EXERCISE INSTRUCTIONS
Locate every line in the records below that holds the word "title" and return each one.

Items from a figure collection
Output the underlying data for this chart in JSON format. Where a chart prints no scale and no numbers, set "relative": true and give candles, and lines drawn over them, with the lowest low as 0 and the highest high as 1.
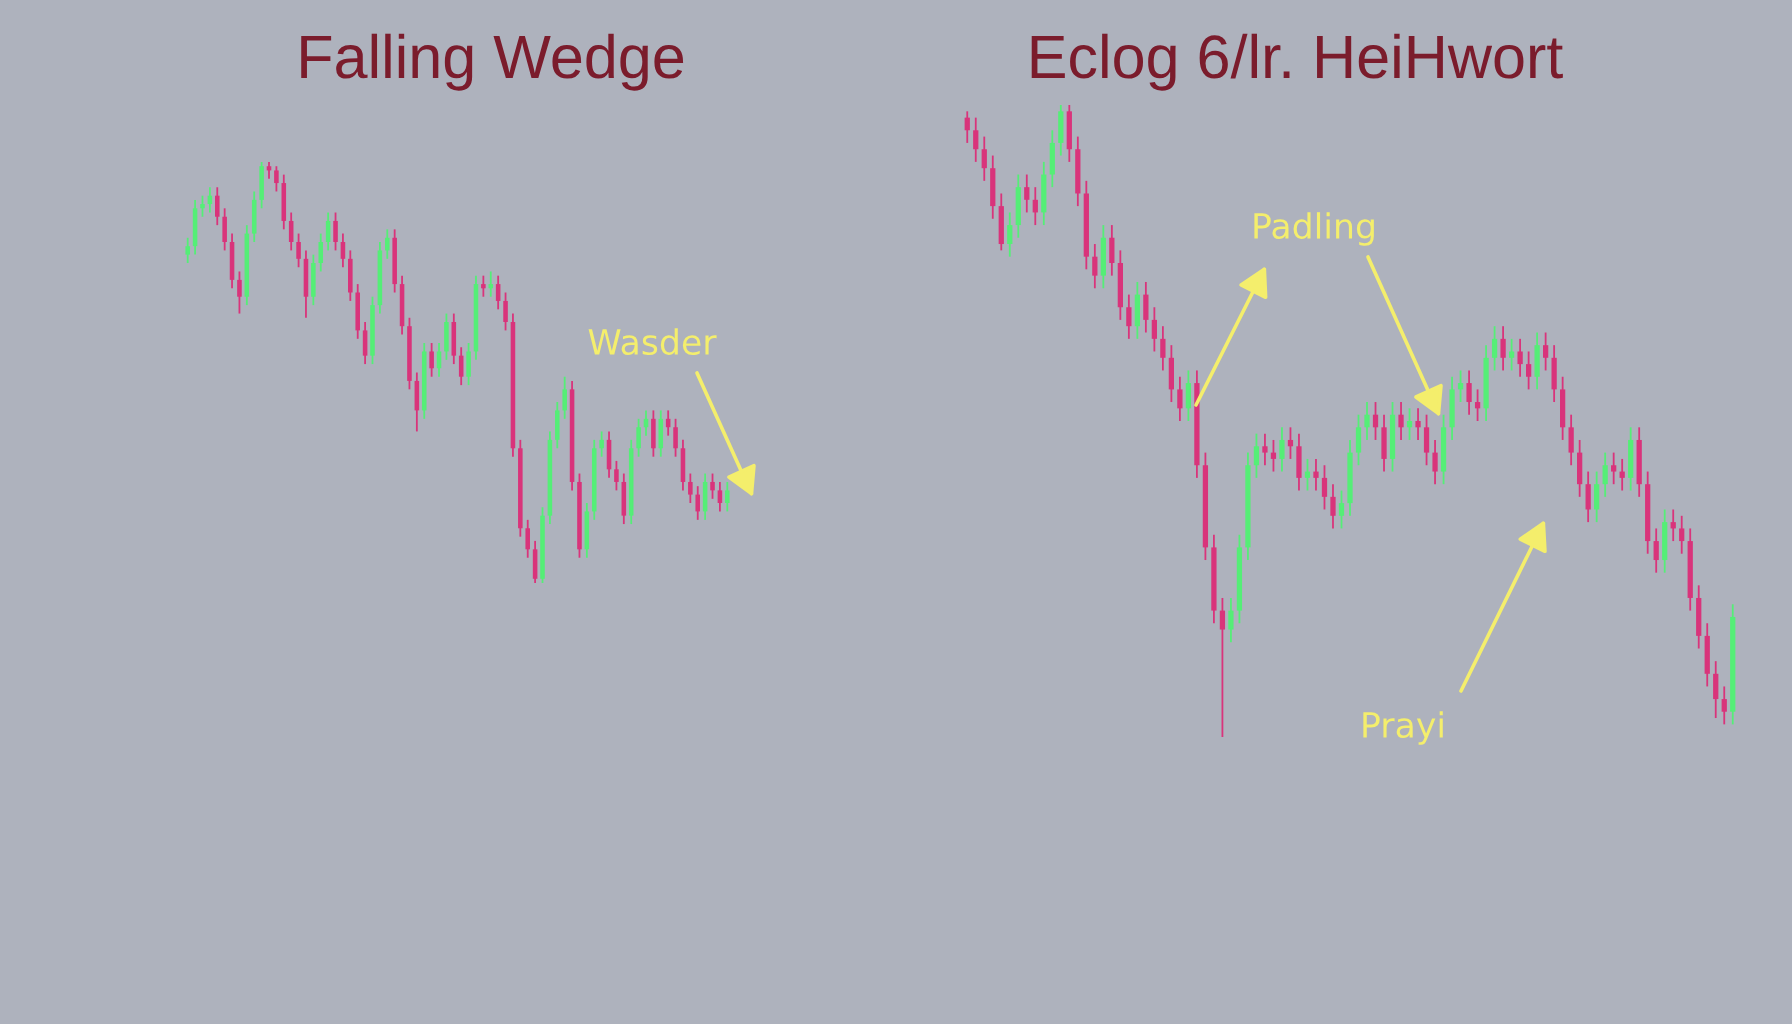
{
  "chart_data": [
    {
      "type": "candlestick",
      "title": "Falling Wedge",
      "relative": true,
      "tick_labels": false,
      "categories": [
        null,
        null,
        null,
        null,
        null,
        null,
        null,
        null,
        null,
        null,
        null,
        null,
        null,
        null,
        null,
        null,
        null,
        null,
        null,
        null,
        null,
        null,
        null,
        null,
        null,
        null,
        null,
        null,
        null,
        null,
        null,
        null,
        null,
        null,
        null,
        null,
        null,
        null,
        null,
        null,
        null,
        null,
        null,
        null,
        null,
        null,
        null,
        null,
        null,
        null,
        null,
        null,
        null,
        null,
        null,
        null,
        null,
        null,
        null,
        null,
        null,
        null,
        null,
        null,
        null,
        null,
        null,
        null,
        null,
        null,
        null,
        null,
        null,
        null
      ],
      "ohlc": [
        [
          0.78,
          0.82,
          0.76,
          0.8
        ],
        [
          0.8,
          0.91,
          0.78,
          0.89
        ],
        [
          0.89,
          0.92,
          0.87,
          0.9
        ],
        [
          0.9,
          0.94,
          0.88,
          0.92
        ],
        [
          0.92,
          0.94,
          0.85,
          0.87
        ],
        [
          0.87,
          0.89,
          0.79,
          0.81
        ],
        [
          0.81,
          0.83,
          0.7,
          0.72
        ],
        [
          0.72,
          0.74,
          0.64,
          0.68
        ],
        [
          0.68,
          0.85,
          0.66,
          0.83
        ],
        [
          0.83,
          0.93,
          0.81,
          0.91
        ],
        [
          0.91,
          1.0,
          0.89,
          0.99
        ],
        [
          0.99,
          1.0,
          0.96,
          0.98
        ],
        [
          0.98,
          0.99,
          0.93,
          0.95
        ],
        [
          0.95,
          0.97,
          0.84,
          0.86
        ],
        [
          0.86,
          0.88,
          0.79,
          0.81
        ],
        [
          0.81,
          0.83,
          0.75,
          0.77
        ],
        [
          0.77,
          0.79,
          0.63,
          0.68
        ],
        [
          0.68,
          0.78,
          0.66,
          0.76
        ],
        [
          0.76,
          0.83,
          0.74,
          0.81
        ],
        [
          0.81,
          0.88,
          0.79,
          0.86
        ],
        [
          0.86,
          0.88,
          0.79,
          0.81
        ],
        [
          0.81,
          0.83,
          0.75,
          0.77
        ],
        [
          0.77,
          0.79,
          0.67,
          0.69
        ],
        [
          0.69,
          0.71,
          0.58,
          0.6
        ],
        [
          0.6,
          0.62,
          0.52,
          0.54
        ],
        [
          0.54,
          0.68,
          0.52,
          0.66
        ],
        [
          0.66,
          0.81,
          0.64,
          0.79
        ],
        [
          0.79,
          0.84,
          0.77,
          0.82
        ],
        [
          0.82,
          0.84,
          0.69,
          0.71
        ],
        [
          0.71,
          0.73,
          0.59,
          0.61
        ],
        [
          0.61,
          0.63,
          0.46,
          0.48
        ],
        [
          0.48,
          0.5,
          0.36,
          0.41
        ],
        [
          0.41,
          0.57,
          0.39,
          0.55
        ],
        [
          0.55,
          0.57,
          0.49,
          0.51
        ],
        [
          0.51,
          0.57,
          0.49,
          0.55
        ],
        [
          0.55,
          0.64,
          0.53,
          0.62
        ],
        [
          0.62,
          0.64,
          0.52,
          0.54
        ],
        [
          0.54,
          0.56,
          0.47,
          0.49
        ],
        [
          0.49,
          0.57,
          0.47,
          0.55
        ],
        [
          0.55,
          0.73,
          0.53,
          0.71
        ],
        [
          0.71,
          0.73,
          0.68,
          0.7
        ],
        [
          0.7,
          0.74,
          0.68,
          0.71
        ],
        [
          0.71,
          0.73,
          0.65,
          0.67
        ],
        [
          0.67,
          0.69,
          0.6,
          0.62
        ],
        [
          0.62,
          0.64,
          0.3,
          0.32
        ],
        [
          0.32,
          0.34,
          0.11,
          0.13
        ],
        [
          0.13,
          0.15,
          0.06,
          0.08
        ],
        [
          0.08,
          0.1,
          0.0,
          0.01
        ],
        [
          0.01,
          0.18,
          0.0,
          0.16
        ],
        [
          0.16,
          0.36,
          0.14,
          0.34
        ],
        [
          0.34,
          0.43,
          0.32,
          0.41
        ],
        [
          0.41,
          0.49,
          0.39,
          0.46
        ],
        [
          0.46,
          0.48,
          0.22,
          0.24
        ],
        [
          0.24,
          0.26,
          0.06,
          0.08
        ],
        [
          0.08,
          0.19,
          0.06,
          0.17
        ],
        [
          0.17,
          0.34,
          0.15,
          0.32
        ],
        [
          0.32,
          0.36,
          0.3,
          0.34
        ],
        [
          0.34,
          0.36,
          0.25,
          0.27
        ],
        [
          0.27,
          0.29,
          0.22,
          0.24
        ],
        [
          0.24,
          0.26,
          0.14,
          0.16
        ],
        [
          0.16,
          0.34,
          0.14,
          0.32
        ],
        [
          0.32,
          0.39,
          0.3,
          0.37
        ],
        [
          0.37,
          0.41,
          0.35,
          0.39
        ],
        [
          0.39,
          0.41,
          0.3,
          0.32
        ],
        [
          0.32,
          0.41,
          0.3,
          0.39
        ],
        [
          0.39,
          0.41,
          0.35,
          0.37
        ],
        [
          0.37,
          0.39,
          0.3,
          0.32
        ],
        [
          0.32,
          0.34,
          0.22,
          0.24
        ],
        [
          0.24,
          0.26,
          0.19,
          0.21
        ],
        [
          0.21,
          0.23,
          0.15,
          0.17
        ],
        [
          0.17,
          0.26,
          0.15,
          0.24
        ],
        [
          0.24,
          0.26,
          0.2,
          0.22
        ],
        [
          0.22,
          0.24,
          0.17,
          0.19
        ],
        [
          0.19,
          0.24,
          0.17,
          0.22
        ]
      ],
      "colors": [
        "#55ee77",
        "#55ee77",
        "#55ee77",
        "#55ee77",
        "#d9347b",
        "#d9347b",
        "#d9347b",
        "#d9347b",
        "#55ee77",
        "#55ee77",
        "#55ee77",
        "#d9347b",
        "#d9347b",
        "#d9347b",
        "#d9347b",
        "#d9347b",
        "#d9347b",
        "#55ee77",
        "#55ee77",
        "#55ee77",
        "#d9347b",
        "#d9347b",
        "#d9347b",
        "#d9347b",
        "#d9347b",
        "#55ee77",
        "#55ee77",
        "#55ee77",
        "#d9347b",
        "#d9347b",
        "#d9347b",
        "#d9347b",
        "#55ee77",
        "#d9347b",
        "#55ee77",
        "#55ee77",
        "#d9347b",
        "#d9347b",
        "#55ee77",
        "#55ee77",
        "#d9347b",
        "#55ee77",
        "#d9347b",
        "#d9347b",
        "#d9347b",
        "#d9347b",
        "#d9347b",
        "#d9347b",
        "#55ee77",
        "#55ee77",
        "#55ee77",
        "#55ee77",
        "#d9347b",
        "#d9347b",
        "#55ee77",
        "#55ee77",
        "#55ee77",
        "#d9347b",
        "#d9347b",
        "#d9347b",
        "#55ee77",
        "#55ee77",
        "#55ee77",
        "#d9347b",
        "#55ee77",
        "#d9347b",
        "#d9347b",
        "#d9347b",
        "#d9347b",
        "#d9347b",
        "#55ee77",
        "#d9347b",
        "#d9347b",
        "#55ee77"
      ],
      "annotations": [
        "Wasder"
      ]
    },
    {
      "type": "candlestick",
      "title": "Eclog 6/lr. HeiHwort",
      "relative": true,
      "tick_labels": false,
      "categories": [
        null,
        null,
        null,
        null,
        null,
        null,
        null,
        null,
        null,
        null,
        null,
        null,
        null,
        null,
        null,
        null,
        null,
        null,
        null,
        null,
        null,
        null,
        null,
        null,
        null,
        null,
        null,
        null,
        null,
        null,
        null,
        null,
        null,
        null,
        null,
        null,
        null,
        null,
        null,
        null,
        null,
        null,
        null,
        null,
        null,
        null,
        null,
        null,
        null,
        null,
        null,
        null,
        null,
        null,
        null,
        null,
        null,
        null,
        null,
        null,
        null,
        null,
        null,
        null,
        null,
        null,
        null,
        null,
        null,
        null,
        null,
        null,
        null,
        null,
        null,
        null,
        null,
        null,
        null,
        null,
        null,
        null,
        null,
        null,
        null,
        null,
        null,
        null,
        null,
        null,
        null
      ],
      "ohlc": [
        [
          0.98,
          0.99,
          0.94,
          0.96
        ],
        [
          0.96,
          0.98,
          0.91,
          0.93
        ],
        [
          0.93,
          0.95,
          0.88,
          0.9
        ],
        [
          0.9,
          0.92,
          0.82,
          0.84
        ],
        [
          0.84,
          0.86,
          0.77,
          0.78
        ],
        [
          0.78,
          0.83,
          0.76,
          0.81
        ],
        [
          0.81,
          0.89,
          0.79,
          0.87
        ],
        [
          0.87,
          0.89,
          0.83,
          0.85
        ],
        [
          0.85,
          0.87,
          0.81,
          0.83
        ],
        [
          0.83,
          0.91,
          0.81,
          0.89
        ],
        [
          0.89,
          0.96,
          0.87,
          0.94
        ],
        [
          0.94,
          1.0,
          0.92,
          0.99
        ],
        [
          0.99,
          1.0,
          0.91,
          0.93
        ],
        [
          0.93,
          0.95,
          0.84,
          0.86
        ],
        [
          0.86,
          0.88,
          0.74,
          0.76
        ],
        [
          0.76,
          0.78,
          0.71,
          0.73
        ],
        [
          0.73,
          0.81,
          0.71,
          0.79
        ],
        [
          0.79,
          0.81,
          0.73,
          0.75
        ],
        [
          0.75,
          0.77,
          0.66,
          0.68
        ],
        [
          0.68,
          0.7,
          0.63,
          0.65
        ],
        [
          0.65,
          0.72,
          0.63,
          0.7
        ],
        [
          0.7,
          0.72,
          0.64,
          0.66
        ],
        [
          0.66,
          0.68,
          0.61,
          0.63
        ],
        [
          0.63,
          0.65,
          0.58,
          0.6
        ],
        [
          0.6,
          0.62,
          0.53,
          0.55
        ],
        [
          0.55,
          0.57,
          0.5,
          0.52
        ],
        [
          0.52,
          0.58,
          0.5,
          0.56
        ],
        [
          0.56,
          0.58,
          0.41,
          0.43
        ],
        [
          0.43,
          0.45,
          0.28,
          0.3
        ],
        [
          0.3,
          0.32,
          0.18,
          0.2
        ],
        [
          0.2,
          0.22,
          0.0,
          0.17
        ],
        [
          0.17,
          0.22,
          0.15,
          0.2
        ],
        [
          0.2,
          0.32,
          0.18,
          0.3
        ],
        [
          0.3,
          0.45,
          0.28,
          0.43
        ],
        [
          0.43,
          0.48,
          0.41,
          0.46
        ],
        [
          0.46,
          0.48,
          0.43,
          0.45
        ],
        [
          0.45,
          0.47,
          0.42,
          0.44
        ],
        [
          0.44,
          0.49,
          0.42,
          0.47
        ],
        [
          0.47,
          0.49,
          0.44,
          0.46
        ],
        [
          0.46,
          0.48,
          0.39,
          0.41
        ],
        [
          0.41,
          0.44,
          0.39,
          0.42
        ],
        [
          0.42,
          0.44,
          0.39,
          0.41
        ],
        [
          0.41,
          0.43,
          0.36,
          0.38
        ],
        [
          0.38,
          0.4,
          0.33,
          0.35
        ],
        [
          0.35,
          0.39,
          0.33,
          0.37
        ],
        [
          0.37,
          0.47,
          0.35,
          0.45
        ],
        [
          0.45,
          0.51,
          0.43,
          0.49
        ],
        [
          0.49,
          0.53,
          0.47,
          0.51
        ],
        [
          0.51,
          0.53,
          0.47,
          0.49
        ],
        [
          0.49,
          0.51,
          0.42,
          0.44
        ],
        [
          0.44,
          0.53,
          0.42,
          0.51
        ],
        [
          0.51,
          0.53,
          0.47,
          0.49
        ],
        [
          0.49,
          0.52,
          0.47,
          0.5
        ],
        [
          0.5,
          0.52,
          0.47,
          0.49
        ],
        [
          0.49,
          0.51,
          0.43,
          0.45
        ],
        [
          0.45,
          0.47,
          0.4,
          0.42
        ],
        [
          0.42,
          0.51,
          0.4,
          0.49
        ],
        [
          0.49,
          0.57,
          0.47,
          0.55
        ],
        [
          0.55,
          0.58,
          0.53,
          0.56
        ],
        [
          0.56,
          0.58,
          0.51,
          0.53
        ],
        [
          0.53,
          0.55,
          0.5,
          0.52
        ],
        [
          0.52,
          0.62,
          0.5,
          0.6
        ],
        [
          0.6,
          0.65,
          0.58,
          0.63
        ],
        [
          0.63,
          0.65,
          0.58,
          0.6
        ],
        [
          0.6,
          0.63,
          0.58,
          0.61
        ],
        [
          0.61,
          0.63,
          0.57,
          0.59
        ],
        [
          0.59,
          0.61,
          0.55,
          0.57
        ],
        [
          0.57,
          0.64,
          0.55,
          0.62
        ],
        [
          0.62,
          0.64,
          0.58,
          0.6
        ],
        [
          0.6,
          0.62,
          0.53,
          0.55
        ],
        [
          0.55,
          0.57,
          0.47,
          0.49
        ],
        [
          0.49,
          0.51,
          0.43,
          0.45
        ],
        [
          0.45,
          0.47,
          0.38,
          0.4
        ],
        [
          0.4,
          0.42,
          0.34,
          0.36
        ],
        [
          0.36,
          0.42,
          0.34,
          0.4
        ],
        [
          0.4,
          0.45,
          0.38,
          0.43
        ],
        [
          0.43,
          0.45,
          0.4,
          0.42
        ],
        [
          0.42,
          0.44,
          0.39,
          0.41
        ],
        [
          0.41,
          0.49,
          0.39,
          0.47
        ],
        [
          0.47,
          0.49,
          0.38,
          0.4
        ],
        [
          0.4,
          0.42,
          0.29,
          0.31
        ],
        [
          0.31,
          0.33,
          0.26,
          0.28
        ],
        [
          0.28,
          0.36,
          0.26,
          0.34
        ],
        [
          0.34,
          0.36,
          0.31,
          0.33
        ],
        [
          0.33,
          0.35,
          0.29,
          0.31
        ],
        [
          0.31,
          0.33,
          0.2,
          0.22
        ],
        [
          0.22,
          0.24,
          0.14,
          0.16
        ],
        [
          0.16,
          0.18,
          0.08,
          0.1
        ],
        [
          0.1,
          0.12,
          0.03,
          0.06
        ],
        [
          0.06,
          0.08,
          0.02,
          0.04
        ],
        [
          0.04,
          0.21,
          0.02,
          0.19
        ]
      ],
      "colors": [
        "#d9347b",
        "#d9347b",
        "#d9347b",
        "#d9347b",
        "#d9347b",
        "#55ee77",
        "#55ee77",
        "#d9347b",
        "#d9347b",
        "#55ee77",
        "#55ee77",
        "#55ee77",
        "#d9347b",
        "#d9347b",
        "#d9347b",
        "#d9347b",
        "#55ee77",
        "#d9347b",
        "#d9347b",
        "#d9347b",
        "#55ee77",
        "#d9347b",
        "#d9347b",
        "#d9347b",
        "#d9347b",
        "#d9347b",
        "#55ee77",
        "#d9347b",
        "#d9347b",
        "#d9347b",
        "#d9347b",
        "#55ee77",
        "#55ee77",
        "#55ee77",
        "#55ee77",
        "#d9347b",
        "#d9347b",
        "#55ee77",
        "#d9347b",
        "#d9347b",
        "#55ee77",
        "#d9347b",
        "#d9347b",
        "#d9347b",
        "#55ee77",
        "#55ee77",
        "#55ee77",
        "#55ee77",
        "#d9347b",
        "#d9347b",
        "#55ee77",
        "#d9347b",
        "#55ee77",
        "#d9347b",
        "#d9347b",
        "#d9347b",
        "#55ee77",
        "#55ee77",
        "#55ee77",
        "#d9347b",
        "#d9347b",
        "#55ee77",
        "#55ee77",
        "#d9347b",
        "#55ee77",
        "#d9347b",
        "#d9347b",
        "#55ee77",
        "#d9347b",
        "#d9347b",
        "#d9347b",
        "#d9347b",
        "#d9347b",
        "#d9347b",
        "#55ee77",
        "#55ee77",
        "#d9347b",
        "#d9347b",
        "#55ee77",
        "#d9347b",
        "#d9347b",
        "#d9347b",
        "#55ee77",
        "#d9347b",
        "#d9347b",
        "#d9347b",
        "#d9347b",
        "#d9347b",
        "#d9347b",
        "#d9347b",
        "#55ee77"
      ],
      "annotations": [
        "Padling",
        "Prayi"
      ]
    }
  ]
}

ANSWER TO THE PROBLEM
      "title": "Falling Wedge",
      "title": "Eclog 6/lr. HeiHwort",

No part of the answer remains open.